▸ **Text provided**
New generation of leaders ready
We are making sure we have a whole crop of people who can take charge of this company over the next several years. It is reasonable to assume that leadership will be taken by new generation of leaders, says Nandan Manohar Nilekani, CEO and MD, Infosys
Colleagues opine that leadership qualities come naturally to Nilekani. His task at the moment is to tread the fine balance between maintaining Infosys’s values and culture while scaling the company’s business to greater heights.
In an interview with Priya Padmanabhan and Latha Chandradeep of CyberMedia News, the Infosys CEO and MD shared his strategy on how he plans to do this and also capitalize on the dynamic nature of the IT services business landscape.
What are you doing to build leaders for the future?
Leadership development is something we are concerned with. We are obsessed with creating the longevity of the corporation. And about creating a company that goes beyond generations of leaders. When the current set of leaders are no longer there, how do we ensure the longevity of Infosys and continues to thrive, prosper, retain its value and culture, DNA. One of the shortcomings in India is that we don't create multi-generational leaders. So we are trying to do a lot in terms of building, grooming and empowering them and creating career plans for leaders. We are making sure we have a whole crop of people who can take charge of this company over the next several years. It is reasonable to assume that leadership will be taken by new generation of leaders. We have good leaders like Mohandas Pai, Srikanth Batni, Balakrishnan and others. I think we are making sure sustainability is there. That is a very complex exercise.
Does Infosys intend to stick to services alone, or do you plan to expand beyond it?
I think we should not knock what we do. The services business is very strategic, complex, sophisticated and has many business benefits. We are using the knowledge of business, processes, technology, consulting and creating solutions that make global companies more profitable and competitive. I think that's our strength. Our strength is in harnessing people, processes, technology and intellectual capital to create solutions that deliver our customers outcomes for their business. It may be through software, consulting or BPO. Whatever it is, at the end of the day, we look at it from the eye of the customer.
It is a big opportunity. You don't ask Intel why they produce chips. You don't ask Dell why they don't make Operating systems. In every business, every company chooses the playpen in which they wish to operate.
Do you believe the services opportunity is fairly significant and huge for you to continue doing this for the next 10 years?
About 40 per cent of our revenues today comes from services that did not exist five years ago. This is by no means a static organization. Everyday, we are thinking of new services, new offerings, new platforms, new IPs and new forms of operations on optimization. There is a constant churn of offerings.
Our point of view is that globally companies are going through a huge challenge. This challenge, in some sense, is similar to what companies Nanadan Nilekani, CEO & MD, Infosys went through a hundred years ago. It is a combination of demographics, emerging economies, globalization, technology, flat world and regulation. There is a fundamental change in the way companies are run today. You can’t run companies the old fashioned way anymore. They have to use technology, process standardization, answer regulators in 50 countries and have to mine data to get profit. We call this whole thing ‘Think flat’. Companies that think flat will look at themselves and think of changes to be made to be effective in a changed world. Infosys itself is an example of a flat company, because we operate in that model. So we are well placed to advise other people on how they can become flat companies. In the next few years, every industry is going to go through this turmoil. There is a role for a trusted partner who can provide advise, guide, provide consulting, technology and IP to help customers make the transition. So there is a huge opportunity.

▸ **Questions to answer**
**a)** In the Infosys interview, update the passage that begins at the words "It is a big" and stops after "churn of offerings.", replacing "services" with "consulting services".
**b)** According to the Infosys interview, what share of the company's revenues today comes from services that did not exist five years ago?

▸ **Material provided**
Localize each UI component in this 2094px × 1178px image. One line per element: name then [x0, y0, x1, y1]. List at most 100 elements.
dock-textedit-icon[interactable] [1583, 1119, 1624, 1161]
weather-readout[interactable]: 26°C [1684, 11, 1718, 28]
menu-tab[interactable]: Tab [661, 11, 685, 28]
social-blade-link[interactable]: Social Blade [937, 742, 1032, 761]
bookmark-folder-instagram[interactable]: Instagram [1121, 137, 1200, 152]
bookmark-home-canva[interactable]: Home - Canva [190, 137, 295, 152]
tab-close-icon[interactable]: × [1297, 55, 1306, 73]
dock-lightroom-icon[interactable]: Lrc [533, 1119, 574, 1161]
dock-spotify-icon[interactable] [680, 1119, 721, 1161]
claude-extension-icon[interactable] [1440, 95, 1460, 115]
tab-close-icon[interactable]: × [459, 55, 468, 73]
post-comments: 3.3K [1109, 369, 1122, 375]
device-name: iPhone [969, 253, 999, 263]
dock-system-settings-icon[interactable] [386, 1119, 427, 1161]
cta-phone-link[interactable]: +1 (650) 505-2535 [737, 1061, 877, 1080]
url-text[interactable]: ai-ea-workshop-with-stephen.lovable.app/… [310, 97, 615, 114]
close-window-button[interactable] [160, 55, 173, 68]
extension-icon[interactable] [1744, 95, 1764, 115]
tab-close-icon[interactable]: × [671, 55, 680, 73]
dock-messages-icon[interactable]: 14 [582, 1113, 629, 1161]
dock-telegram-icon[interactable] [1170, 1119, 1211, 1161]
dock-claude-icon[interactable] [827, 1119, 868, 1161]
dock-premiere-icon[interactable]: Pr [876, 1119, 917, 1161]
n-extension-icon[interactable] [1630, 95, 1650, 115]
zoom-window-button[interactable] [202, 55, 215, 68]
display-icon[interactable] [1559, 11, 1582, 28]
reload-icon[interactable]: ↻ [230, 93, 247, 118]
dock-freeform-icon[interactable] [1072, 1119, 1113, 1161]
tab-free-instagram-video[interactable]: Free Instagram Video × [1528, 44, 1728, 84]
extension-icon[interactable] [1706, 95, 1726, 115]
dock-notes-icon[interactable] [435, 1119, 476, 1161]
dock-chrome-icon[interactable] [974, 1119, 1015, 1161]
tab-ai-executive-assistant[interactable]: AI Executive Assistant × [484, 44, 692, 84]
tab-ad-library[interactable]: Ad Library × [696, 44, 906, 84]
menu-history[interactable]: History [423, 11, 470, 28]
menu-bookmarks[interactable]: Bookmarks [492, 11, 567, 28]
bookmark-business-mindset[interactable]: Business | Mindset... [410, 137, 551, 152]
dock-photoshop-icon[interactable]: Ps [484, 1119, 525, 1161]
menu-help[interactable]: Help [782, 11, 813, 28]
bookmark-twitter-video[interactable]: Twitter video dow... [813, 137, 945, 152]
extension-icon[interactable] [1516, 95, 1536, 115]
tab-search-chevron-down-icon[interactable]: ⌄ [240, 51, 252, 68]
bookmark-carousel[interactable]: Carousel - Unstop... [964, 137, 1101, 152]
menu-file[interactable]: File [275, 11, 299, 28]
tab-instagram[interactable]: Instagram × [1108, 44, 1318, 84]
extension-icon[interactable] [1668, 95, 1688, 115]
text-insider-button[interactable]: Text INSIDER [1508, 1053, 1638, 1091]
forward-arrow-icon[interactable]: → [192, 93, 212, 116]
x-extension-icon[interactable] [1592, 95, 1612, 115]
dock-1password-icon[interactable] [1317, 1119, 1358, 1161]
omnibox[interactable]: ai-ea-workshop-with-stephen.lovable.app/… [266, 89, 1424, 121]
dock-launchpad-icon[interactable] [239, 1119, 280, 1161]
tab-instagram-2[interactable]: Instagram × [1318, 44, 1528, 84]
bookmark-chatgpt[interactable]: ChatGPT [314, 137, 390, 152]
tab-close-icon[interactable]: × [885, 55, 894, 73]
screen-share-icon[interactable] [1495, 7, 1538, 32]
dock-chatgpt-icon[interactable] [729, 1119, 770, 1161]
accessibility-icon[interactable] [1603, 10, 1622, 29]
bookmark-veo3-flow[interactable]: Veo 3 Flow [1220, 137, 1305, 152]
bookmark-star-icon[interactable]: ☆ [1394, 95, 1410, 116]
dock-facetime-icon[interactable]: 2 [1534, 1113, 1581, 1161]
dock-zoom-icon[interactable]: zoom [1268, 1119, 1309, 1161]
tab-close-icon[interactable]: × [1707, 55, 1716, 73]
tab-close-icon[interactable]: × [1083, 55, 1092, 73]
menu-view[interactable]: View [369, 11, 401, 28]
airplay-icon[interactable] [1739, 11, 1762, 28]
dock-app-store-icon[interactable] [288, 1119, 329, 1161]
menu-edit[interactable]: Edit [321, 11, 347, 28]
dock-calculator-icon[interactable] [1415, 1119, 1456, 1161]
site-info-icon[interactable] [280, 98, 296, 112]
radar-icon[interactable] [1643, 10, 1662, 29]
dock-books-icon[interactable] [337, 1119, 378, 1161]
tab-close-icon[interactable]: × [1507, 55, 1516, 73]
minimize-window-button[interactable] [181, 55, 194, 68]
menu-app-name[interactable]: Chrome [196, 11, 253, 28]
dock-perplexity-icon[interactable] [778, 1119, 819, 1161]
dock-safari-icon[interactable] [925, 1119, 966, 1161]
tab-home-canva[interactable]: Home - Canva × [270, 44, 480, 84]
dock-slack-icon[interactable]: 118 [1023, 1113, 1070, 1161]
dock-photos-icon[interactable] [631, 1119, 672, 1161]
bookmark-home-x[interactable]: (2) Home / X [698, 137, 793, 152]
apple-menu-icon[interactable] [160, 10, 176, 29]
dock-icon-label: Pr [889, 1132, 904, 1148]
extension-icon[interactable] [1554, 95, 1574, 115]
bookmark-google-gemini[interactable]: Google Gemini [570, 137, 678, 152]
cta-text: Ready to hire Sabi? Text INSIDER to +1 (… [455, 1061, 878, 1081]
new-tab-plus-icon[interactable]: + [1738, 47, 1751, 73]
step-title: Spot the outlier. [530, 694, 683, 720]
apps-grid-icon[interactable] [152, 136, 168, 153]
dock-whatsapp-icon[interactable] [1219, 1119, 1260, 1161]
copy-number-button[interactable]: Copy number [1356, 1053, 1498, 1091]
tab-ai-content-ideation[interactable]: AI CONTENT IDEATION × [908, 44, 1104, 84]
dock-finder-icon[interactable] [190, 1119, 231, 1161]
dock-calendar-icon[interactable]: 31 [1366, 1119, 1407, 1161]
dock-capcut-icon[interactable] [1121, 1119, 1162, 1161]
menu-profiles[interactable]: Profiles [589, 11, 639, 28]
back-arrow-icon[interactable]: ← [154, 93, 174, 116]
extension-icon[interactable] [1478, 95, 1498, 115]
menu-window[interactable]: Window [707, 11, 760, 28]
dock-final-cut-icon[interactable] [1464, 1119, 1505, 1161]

▸ **Responses per task**
**a)**
It is a big opportunity. You don't ask Intel why they produce chips. You don't ask Dell why they don't make Operating systems. In every business, every company chooses the playpen in which they wish to operate.
Do you believe the consulting services opportunity is fairly significant and huge for you to continue doing this for the next 10 years?
About 40 per cent of our revenues today comes from consulting services that did not exist five years ago. This is by no means a static organization. Everyday, we are thinking of new consulting services, new offerings, new platforms, new IPs and new forms of operations on optimization. There is a constant churn of offerings.

**b)** About 40 per cent.